◆ Data for processing ◆
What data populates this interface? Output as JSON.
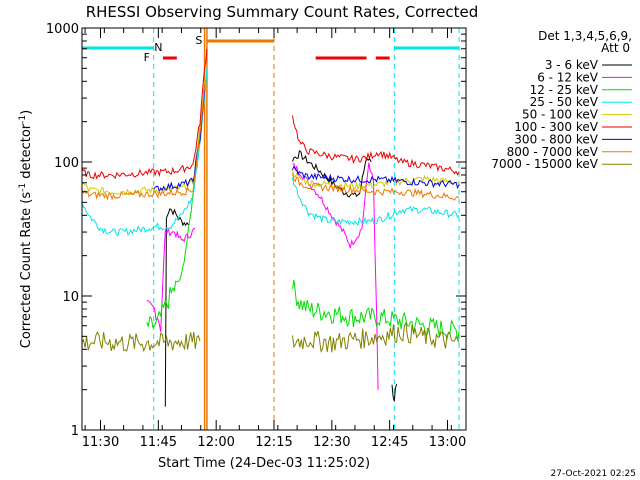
{
  "chart_data": {
    "type": "line",
    "title": "RHESSI Observing Summary Count Rates, Corrected",
    "xlabel": "Start Time (24-Dec-03 11:25:02)",
    "ylabel_main": "Corrected Count Rate (s",
    "ylabel_sup1": "-1",
    "ylabel_mid": " detector",
    "ylabel_sup2": "-1",
    "ylabel_end": ")",
    "yscale": "log",
    "ylim": [
      1,
      1000
    ],
    "xlim": [
      11.42,
      13.08
    ],
    "y_ticks": [
      {
        "value": 1,
        "label": "1"
      },
      {
        "value": 10,
        "label": "10"
      },
      {
        "value": 100,
        "label": "100"
      },
      {
        "value": 1000,
        "label": "1000"
      }
    ],
    "x_ticks": [
      {
        "value": 11.5,
        "label": "11:30"
      },
      {
        "value": 11.75,
        "label": "11:45"
      },
      {
        "value": 12.0,
        "label": "12:00"
      },
      {
        "value": 12.25,
        "label": "12:15"
      },
      {
        "value": 12.5,
        "label": "12:30"
      },
      {
        "value": 12.75,
        "label": "12:45"
      },
      {
        "value": 13.0,
        "label": "13:00"
      }
    ],
    "detectors_label": "Det 1,3,4,5,6,9,",
    "attenuator_label": "Att 0",
    "timestamp": "27-Oct-2021 02:25",
    "flags": [
      {
        "label": "N",
        "color": "#00e6e6"
      },
      {
        "label": "F",
        "color": "#ee0000"
      },
      {
        "label": "S",
        "color": "#ee7700"
      }
    ],
    "series": [
      {
        "name": "3 - 6 keV",
        "color": "#000000",
        "segments": [
          [
            [
              11.78,
              1.5
            ],
            [
              11.785,
              40
            ],
            [
              11.8,
              45
            ],
            [
              11.82,
              42
            ],
            [
              11.85,
              36
            ],
            [
              11.88,
              34
            ]
          ],
          [
            [
              12.33,
              105
            ],
            [
              12.36,
              115
            ],
            [
              12.4,
              100
            ],
            [
              12.45,
              85
            ],
            [
              12.5,
              70
            ],
            [
              12.55,
              60
            ],
            [
              12.6,
              56
            ],
            [
              12.62,
              58
            ],
            [
              12.65,
              110
            ],
            [
              12.67,
              100
            ]
          ],
          [
            [
              12.76,
              2.5
            ],
            [
              12.77,
              1.5
            ],
            [
              12.78,
              2.2
            ]
          ]
        ]
      },
      {
        "name": "6 - 12 keV",
        "color": "#ff00ff",
        "segments": [
          [
            [
              11.7,
              8
            ],
            [
              11.74,
              8
            ],
            [
              11.76,
              6
            ],
            [
              11.78,
              30
            ],
            [
              11.82,
              30
            ],
            [
              11.85,
              26
            ],
            [
              11.88,
              28
            ],
            [
              11.91,
              32
            ]
          ],
          [
            [
              12.33,
              95
            ],
            [
              12.36,
              85
            ],
            [
              12.4,
              70
            ],
            [
              12.45,
              55
            ],
            [
              12.5,
              40
            ],
            [
              12.55,
              30
            ],
            [
              12.58,
              24
            ],
            [
              12.61,
              28
            ],
            [
              12.63,
              32
            ],
            [
              12.66,
              100
            ],
            [
              12.68,
              70
            ],
            [
              12.7,
              2
            ]
          ]
        ]
      },
      {
        "name": "12 - 25 keV",
        "color": "#00dd00",
        "segments": [
          [
            [
              11.7,
              6
            ],
            [
              11.74,
              6
            ],
            [
              11.76,
              7
            ],
            [
              11.8,
              10
            ],
            [
              11.85,
              14
            ],
            [
              11.88,
              30
            ],
            [
              11.91,
              80
            ],
            [
              11.93,
              180
            ]
          ],
          [
            [
              12.33,
              12
            ],
            [
              12.36,
              9
            ],
            [
              12.4,
              8
            ],
            [
              12.5,
              7.5
            ],
            [
              12.6,
              7
            ],
            [
              12.7,
              7
            ],
            [
              12.8,
              6.5
            ],
            [
              12.9,
              6
            ],
            [
              13.05,
              5.5
            ]
          ]
        ]
      },
      {
        "name": "25 - 50 keV",
        "color": "#00e6e6",
        "segments": [
          [
            [
              11.42,
              50
            ],
            [
              11.45,
              40
            ],
            [
              11.5,
              32
            ],
            [
              11.55,
              30
            ],
            [
              11.6,
              30
            ],
            [
              11.65,
              31
            ],
            [
              11.7,
              32
            ],
            [
              11.73,
              33
            ],
            [
              11.74,
              33
            ],
            [
              11.76,
              33
            ],
            [
              11.8,
              33
            ],
            [
              11.85,
              40
            ],
            [
              11.9,
              55
            ],
            [
              11.93,
              140
            ],
            [
              11.95,
              300
            ],
            [
              11.96,
              500
            ]
          ],
          [
            [
              12.33,
              75
            ],
            [
              12.36,
              55
            ],
            [
              12.4,
              42
            ],
            [
              12.45,
              38
            ],
            [
              12.5,
              36
            ],
            [
              12.55,
              36
            ],
            [
              12.6,
              36
            ],
            [
              12.65,
              36
            ],
            [
              12.7,
              37
            ],
            [
              12.75,
              40
            ],
            [
              12.8,
              44
            ],
            [
              12.9,
              44
            ],
            [
              13.05,
              40
            ]
          ]
        ]
      },
      {
        "name": "50 - 100 keV",
        "color": "#cccc00",
        "segments": [
          [
            [
              11.42,
              70
            ],
            [
              11.45,
              62
            ],
            [
              11.55,
              60
            ],
            [
              11.65,
              61
            ],
            [
              11.73,
              62
            ],
            [
              11.76,
              62
            ],
            [
              11.8,
              62
            ],
            [
              11.85,
              64
            ],
            [
              11.9,
              70
            ],
            [
              11.93,
              180
            ],
            [
              11.95,
              400
            ]
          ],
          [
            [
              12.33,
              85
            ],
            [
              12.36,
              75
            ],
            [
              12.4,
              70
            ],
            [
              12.5,
              68
            ],
            [
              12.6,
              66
            ],
            [
              12.7,
              68
            ],
            [
              12.8,
              72
            ],
            [
              12.9,
              75
            ],
            [
              13.05,
              70
            ]
          ]
        ]
      },
      {
        "name": "100 - 300 keV",
        "color": "#ee0000",
        "segments": [
          [
            [
              11.42,
              85
            ],
            [
              11.45,
              80
            ],
            [
              11.55,
              80
            ],
            [
              11.65,
              82
            ],
            [
              11.73,
              84
            ],
            [
              11.76,
              84
            ],
            [
              11.8,
              85
            ],
            [
              11.85,
              88
            ],
            [
              11.9,
              95
            ],
            [
              11.93,
              200
            ],
            [
              11.95,
              500
            ],
            [
              11.96,
              700
            ]
          ],
          [
            [
              12.33,
              220
            ],
            [
              12.36,
              140
            ],
            [
              12.4,
              120
            ],
            [
              12.5,
              110
            ],
            [
              12.6,
              105
            ],
            [
              12.65,
              108
            ],
            [
              12.7,
              118
            ],
            [
              12.75,
              110
            ],
            [
              12.8,
              100
            ],
            [
              12.9,
              95
            ],
            [
              13.05,
              85
            ]
          ]
        ]
      },
      {
        "name": "300 - 800 keV",
        "color": "#0000dd",
        "segments": [
          [
            [
              11.73,
              62
            ],
            [
              11.76,
              64
            ],
            [
              11.8,
              66
            ],
            [
              11.85,
              68
            ],
            [
              11.9,
              72
            ],
            [
              11.93,
              150
            ],
            [
              11.95,
              350
            ]
          ],
          [
            [
              12.33,
              90
            ],
            [
              12.36,
              82
            ],
            [
              12.4,
              78
            ],
            [
              12.5,
              76
            ],
            [
              12.6,
              74
            ],
            [
              12.7,
              74
            ],
            [
              12.8,
              72
            ],
            [
              12.9,
              70
            ],
            [
              13.05,
              68
            ]
          ]
        ]
      },
      {
        "name": "800 - 7000 keV",
        "color": "#ee7700",
        "segments": [
          [
            [
              11.42,
              60
            ],
            [
              11.45,
              57
            ],
            [
              11.55,
              56
            ],
            [
              11.65,
              57
            ],
            [
              11.73,
              58
            ],
            [
              11.76,
              58
            ],
            [
              11.85,
              60
            ],
            [
              11.9,
              62
            ],
            [
              11.93,
              160
            ],
            [
              11.95,
              380
            ]
          ],
          [
            [
              12.33,
              80
            ],
            [
              12.36,
              70
            ],
            [
              12.4,
              66
            ],
            [
              12.5,
              64
            ],
            [
              12.6,
              62
            ],
            [
              12.7,
              60
            ],
            [
              12.8,
              60
            ],
            [
              12.9,
              58
            ],
            [
              13.05,
              54
            ]
          ]
        ]
      },
      {
        "name": "7000 - 15000 keV",
        "color": "#808000",
        "segments": [
          [
            [
              11.42,
              4.5
            ],
            [
              11.5,
              4.6
            ],
            [
              11.6,
              4.5
            ],
            [
              11.7,
              4.5
            ],
            [
              11.78,
              4.5
            ],
            [
              11.85,
              4.6
            ],
            [
              11.93,
              4.6
            ]
          ],
          [
            [
              12.33,
              4.5
            ],
            [
              12.4,
              4.8
            ],
            [
              12.5,
              4.5
            ],
            [
              12.6,
              4.8
            ],
            [
              12.7,
              5
            ],
            [
              12.8,
              5.5
            ],
            [
              12.9,
              5
            ],
            [
              13.05,
              4.5
            ]
          ]
        ]
      }
    ],
    "night_bars": [
      [
        11.42,
        11.73
      ],
      [
        12.77,
        13.05
      ]
    ],
    "flare_bars": [
      [
        11.77,
        11.83
      ],
      [
        12.43,
        12.65
      ],
      [
        12.69,
        12.75
      ]
    ],
    "saa_bars": [
      [
        11.96,
        12.25
      ]
    ],
    "night_lines": [
      11.73,
      12.77,
      13.05
    ],
    "saa_lines": [
      11.95,
      11.96,
      12.25
    ]
  }
}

◆ Exercise prompt ◆
Find every line in the records above that contains the word "name", and copy each one.

◆ Written answer ◆
        "name": "3 - 6 keV",
        "name": "6 - 12 keV",
        "name": "12 - 25 keV",
        "name": "25 - 50 keV",
        "name": "50 - 100 keV",
        "name": "100 - 300 keV",
        "name": "300 - 800 keV",
        "name": "800 - 7000 keV",
        "name": "7000 - 15000 keV",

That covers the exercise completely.